Prompt 1:
Reproduce everything from "By Mike Appleton, Weekend" down to "(1963) (Justice Clark)" in the article on the Hobby Lobby Bible curriculum.
Prompt 2:
According to the article on the Hobby Lobby Bible curriculum, why does Steve Green consider the nation to be in danger?
Prompt 3:
Answer the following about the article on the Hobby Lobby Bible curriculum:
(a) In what year was Abington School District v. Schempp decided?
(b) How many verses of the Bible did the Pennsylvania statute require to be read each school day?
(c) What followed the Bible readings?

Text passage:
○ ○ ○
The Hobby Lobby Bible Curriculum and the Constitution

By Mike Appleton, Weekend Contributor

“It certainly may be said that the Bible is worthy of study for its literary and historic qualities.”

Abington School District v. Schempp, 374 U.S. 203, 225 (1963) (Justice Clark)

“The nation is in danger because of its ignorance of what God has taught. . . . If we don’t know it, our future is going to be very scary.”

-Steve Green, Templeton Biblical Values Award acceptance speech, April 15, 2013.


The three children of Edward and Sidney Schempp attended public school in Abington, Pennsylvania in the 1950s. A Pennsylvania statute in effect at the time mandated that, “At least ten verses of the Holy Bible shall be read, without comment, at the opening of each public school on each school day. Any child shall be excused from such Bible reading, or attending Bible reading, upon the written request of his parent or guardian.” The readings were followed by recitation of the Lord’s Prayer and the Pledge of Allegiance.
○ ○ ○
Image region annotations:
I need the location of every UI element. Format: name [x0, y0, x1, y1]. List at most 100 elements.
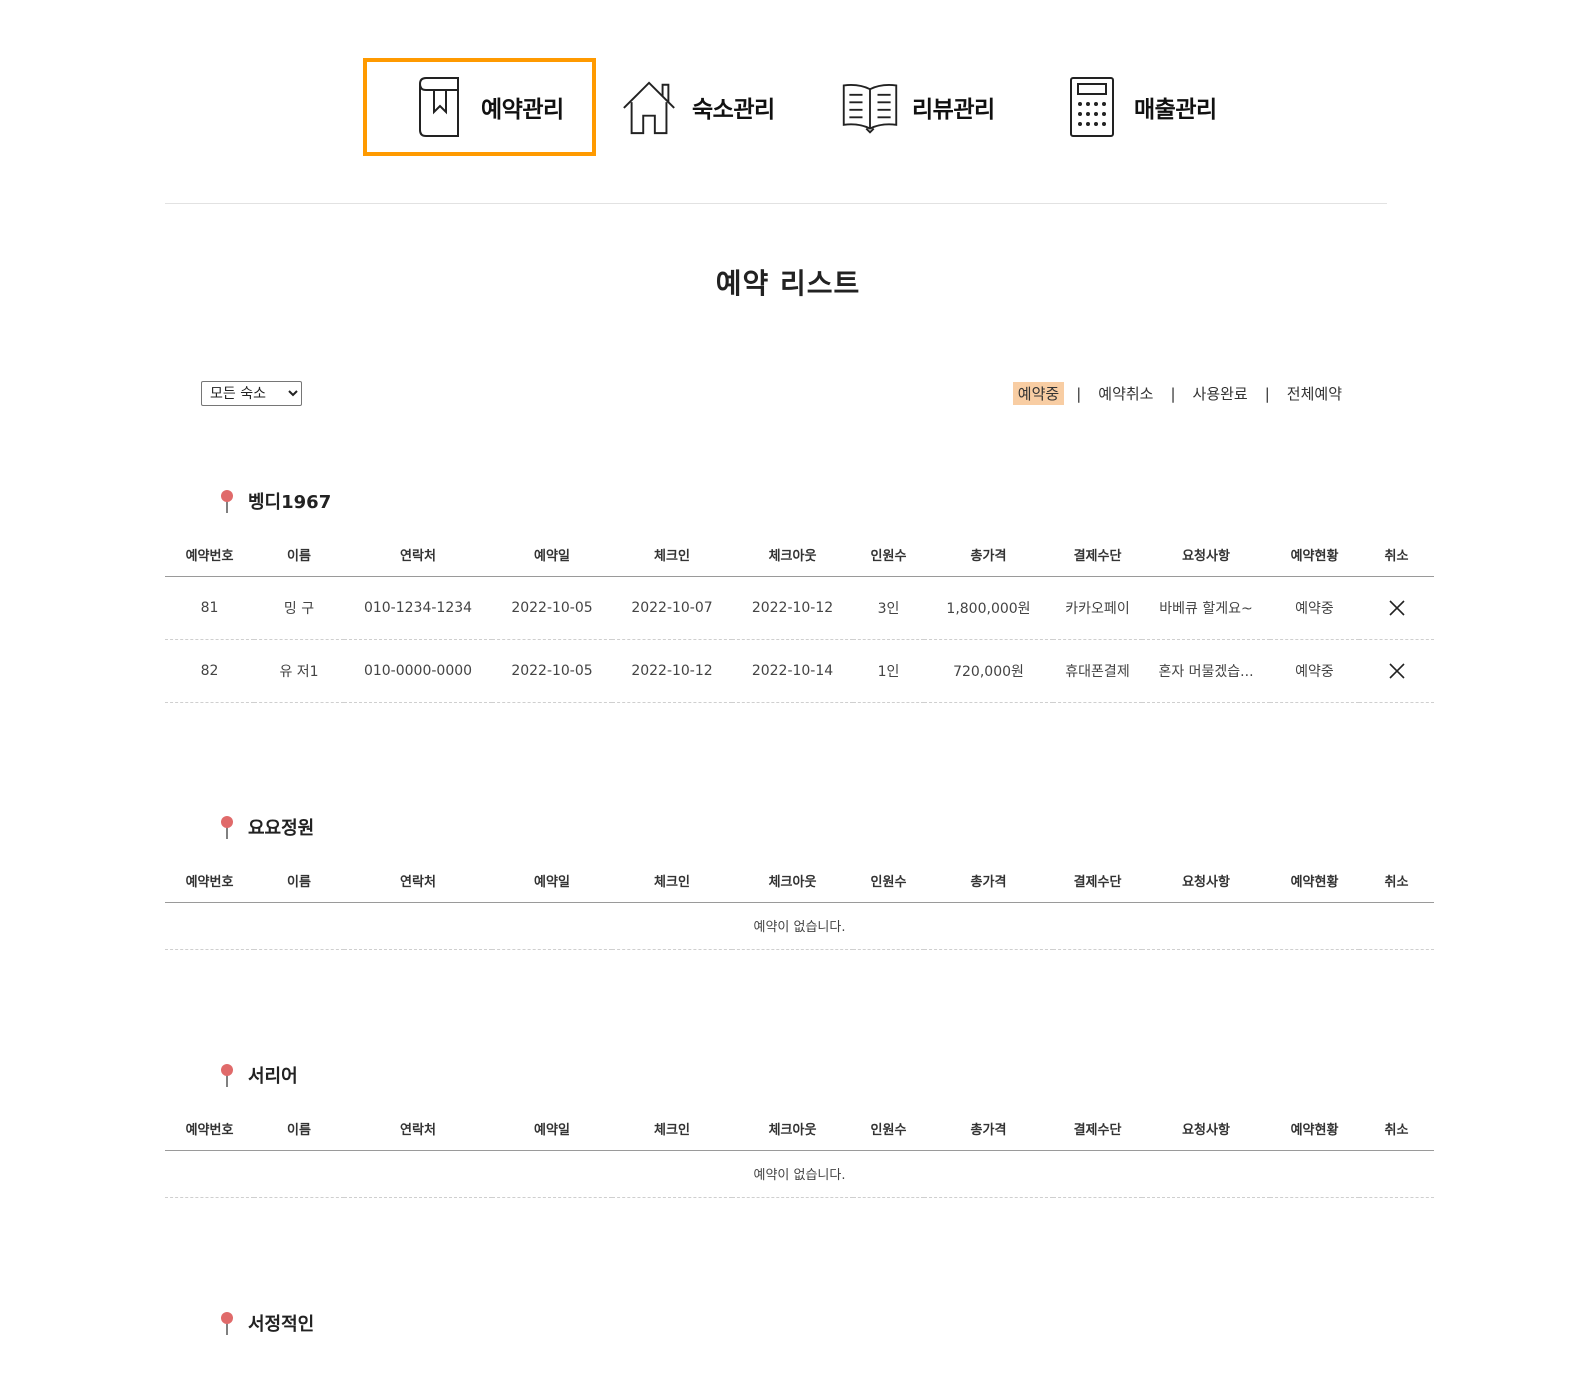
col-header: 예약일: [492, 1118, 612, 1151]
col-header: 연락처: [344, 1118, 492, 1151]
filter-used[interactable]: 사용완료: [1188, 382, 1253, 405]
nav-label: 숙소관리: [692, 97, 775, 123]
cancel-x-icon[interactable]: [1388, 599, 1405, 616]
reservation-table: 예약번호 이름 연락처 예약일 체크인 체크아웃 인원수 총가격 결제수단 요청…: [165, 1118, 1434, 1198]
cell-payment: 카카오페이: [1053, 576, 1142, 640]
lodging-name: 요요정원: [248, 818, 315, 839]
lodging-name: 서리어: [248, 1066, 298, 1087]
table-row: 예약이 없습니다.: [165, 902, 1434, 950]
lodging-name: 벵디1967: [248, 492, 332, 513]
col-header: 총가격: [924, 544, 1053, 577]
col-header: 총가격: [924, 870, 1053, 903]
cell-cancel: [1359, 639, 1434, 703]
col-header: 인원수: [853, 870, 924, 903]
col-header: 체크인: [612, 1118, 732, 1151]
reservation-table: 예약번호 이름 연락처 예약일 체크인 체크아웃 인원수 총가격 결제수단 요청…: [165, 870, 1434, 950]
filter-reserved[interactable]: 예약중: [1012, 382, 1065, 405]
cell-checkout: 2022-10-14: [732, 639, 853, 703]
cell-name: 밍 구: [254, 576, 344, 640]
nav-divider: [165, 203, 1387, 204]
col-header: 체크아웃: [732, 544, 853, 577]
empty-message: 예약이 없습니다.: [165, 1150, 1434, 1198]
cell-reserved-date: 2022-10-05: [492, 639, 612, 703]
col-header: 예약번호: [165, 544, 254, 577]
col-header: 요청사항: [1142, 1118, 1270, 1151]
col-header: 취소: [1359, 1118, 1434, 1151]
cell-phone: 010-1234-1234: [344, 576, 492, 640]
filter-all[interactable]: 전체예약: [1282, 382, 1347, 405]
filter-cancelled[interactable]: 예약취소: [1093, 382, 1158, 405]
cell-price: 720,000원: [924, 639, 1053, 703]
cell-price: 1,800,000원: [924, 576, 1053, 640]
col-header: 체크아웃: [732, 870, 853, 903]
map-pin-icon: [221, 490, 233, 513]
cell-status: 예약중: [1270, 576, 1359, 640]
status-filter: 예약중 | 예약취소 | 사용완료 | 전체예약: [1012, 382, 1347, 405]
col-header: 예약일: [492, 870, 612, 903]
cancel-x-icon[interactable]: [1388, 662, 1405, 679]
map-pin-icon: [221, 816, 233, 839]
section-header: 서리어: [220, 1062, 298, 1088]
cell-reservation-no: 82: [165, 639, 254, 703]
cell-request[interactable]: 혼자 머물겠습...: [1142, 639, 1270, 703]
filter-separator: |: [1264, 384, 1270, 403]
nav-review-management[interactable]: 리뷰관리: [840, 58, 1040, 156]
col-header: 연락처: [344, 544, 492, 577]
lodging-select[interactable]: 모든 숙소: [201, 381, 302, 406]
table-row: 82 유 저1 010-0000-0000 2022-10-05 2022-10…: [165, 639, 1434, 703]
page-title: 예약 리스트: [715, 267, 861, 300]
filter-separator: |: [1076, 384, 1082, 403]
col-header: 이름: [254, 544, 344, 577]
col-header: 예약현황: [1270, 544, 1359, 577]
open-book-icon: [840, 77, 900, 137]
col-header: 요청사항: [1142, 544, 1270, 577]
section-header: 벵디1967: [220, 488, 331, 514]
cell-checkout: 2022-10-12: [732, 576, 853, 640]
cell-payment: 휴대폰결제: [1053, 639, 1142, 703]
nav-sales-management[interactable]: 매출관리: [1062, 58, 1262, 156]
nav-reservation-management[interactable]: 예약관리: [363, 58, 596, 156]
col-header: 예약현황: [1270, 1118, 1359, 1151]
table-row: 81 밍 구 010-1234-1234 2022-10-05 2022-10-…: [165, 576, 1434, 640]
nav-lodging-management[interactable]: 숙소관리: [620, 58, 820, 156]
col-header: 예약현황: [1270, 870, 1359, 903]
col-header: 연락처: [344, 870, 492, 903]
col-header: 체크인: [612, 870, 732, 903]
table-row: 예약이 없습니다.: [165, 1150, 1434, 1198]
cell-guests: 3인: [853, 576, 924, 640]
cell-checkin: 2022-10-07: [612, 576, 732, 640]
section-header: 서정적인: [220, 1310, 314, 1336]
bookmark-book-icon: [409, 77, 469, 137]
section-header: 요요정원: [220, 814, 314, 840]
col-header: 예약일: [492, 544, 612, 577]
col-header: 결제수단: [1053, 870, 1142, 903]
cell-checkin: 2022-10-12: [612, 639, 732, 703]
col-header: 인원수: [853, 544, 924, 577]
cell-reservation-no: 81: [165, 576, 254, 640]
nav-label: 매출관리: [1134, 97, 1217, 123]
col-header: 체크아웃: [732, 1118, 853, 1151]
col-header: 예약번호: [165, 870, 254, 903]
empty-message: 예약이 없습니다.: [165, 902, 1434, 950]
filter-separator: |: [1170, 384, 1176, 403]
house-icon: [620, 77, 680, 137]
cell-reserved-date: 2022-10-05: [492, 576, 612, 640]
cell-guests: 1인: [853, 639, 924, 703]
col-header: 결제수단: [1053, 544, 1142, 577]
calculator-icon: [1062, 77, 1122, 137]
col-header: 체크인: [612, 544, 732, 577]
col-header: 요청사항: [1142, 870, 1270, 903]
cell-request[interactable]: 바베큐 할게요~: [1142, 576, 1270, 640]
reservation-table: 예약번호 이름 연락처 예약일 체크인 체크아웃 인원수 총가격 결제수단 요청…: [165, 544, 1434, 703]
nav-label: 리뷰관리: [912, 97, 995, 123]
table-header-row: 예약번호 이름 연락처 예약일 체크인 체크아웃 인원수 총가격 결제수단 요청…: [165, 1118, 1434, 1151]
top-navigation: 예약관리 숙소관리 리뷰관리 매출관리: [0, 0, 1576, 204]
cell-cancel: [1359, 576, 1434, 640]
cell-phone: 010-0000-0000: [344, 639, 492, 703]
col-header: 예약번호: [165, 1118, 254, 1151]
col-header: 취소: [1359, 544, 1434, 577]
table-header-row: 예약번호 이름 연락처 예약일 체크인 체크아웃 인원수 총가격 결제수단 요청…: [165, 544, 1434, 577]
table-header-row: 예약번호 이름 연락처 예약일 체크인 체크아웃 인원수 총가격 결제수단 요청…: [165, 870, 1434, 903]
col-header: 인원수: [853, 1118, 924, 1151]
col-header: 총가격: [924, 1118, 1053, 1151]
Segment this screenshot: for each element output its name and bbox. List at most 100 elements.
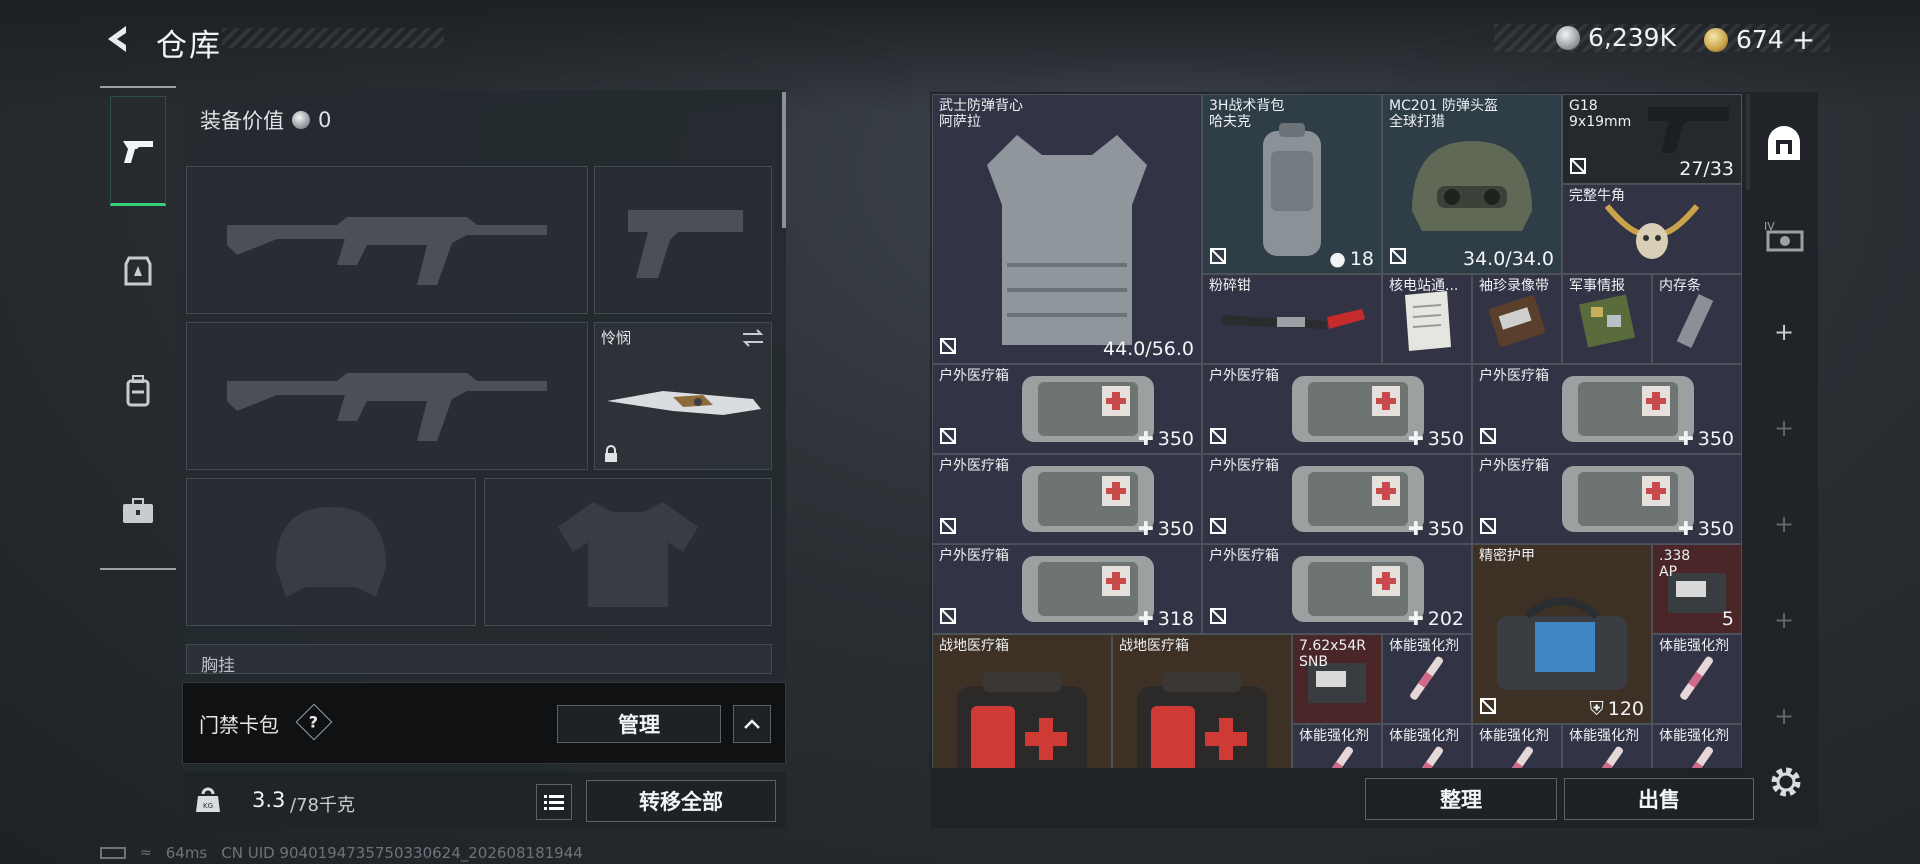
○ ○ ○
Complete answer 1:
By Mike Appleton, Weekend Contributor

“It certainly may be said that the Bible is worthy of study for its literary and historic qualities.”

Abington School District v. Schempp, 374 U.S. 203, 225 (1963) (Justice Clark)

Complete answer 2:
He says the nation is in danger because of its ignorance of what God has taught. He adds that if people do not know it, the future will be very scary.

Complete answer 3:
(a) 1963.
(b) At least ten verses.
(c) Recitation of the Lord's Prayer and the Pledge of Allegiance.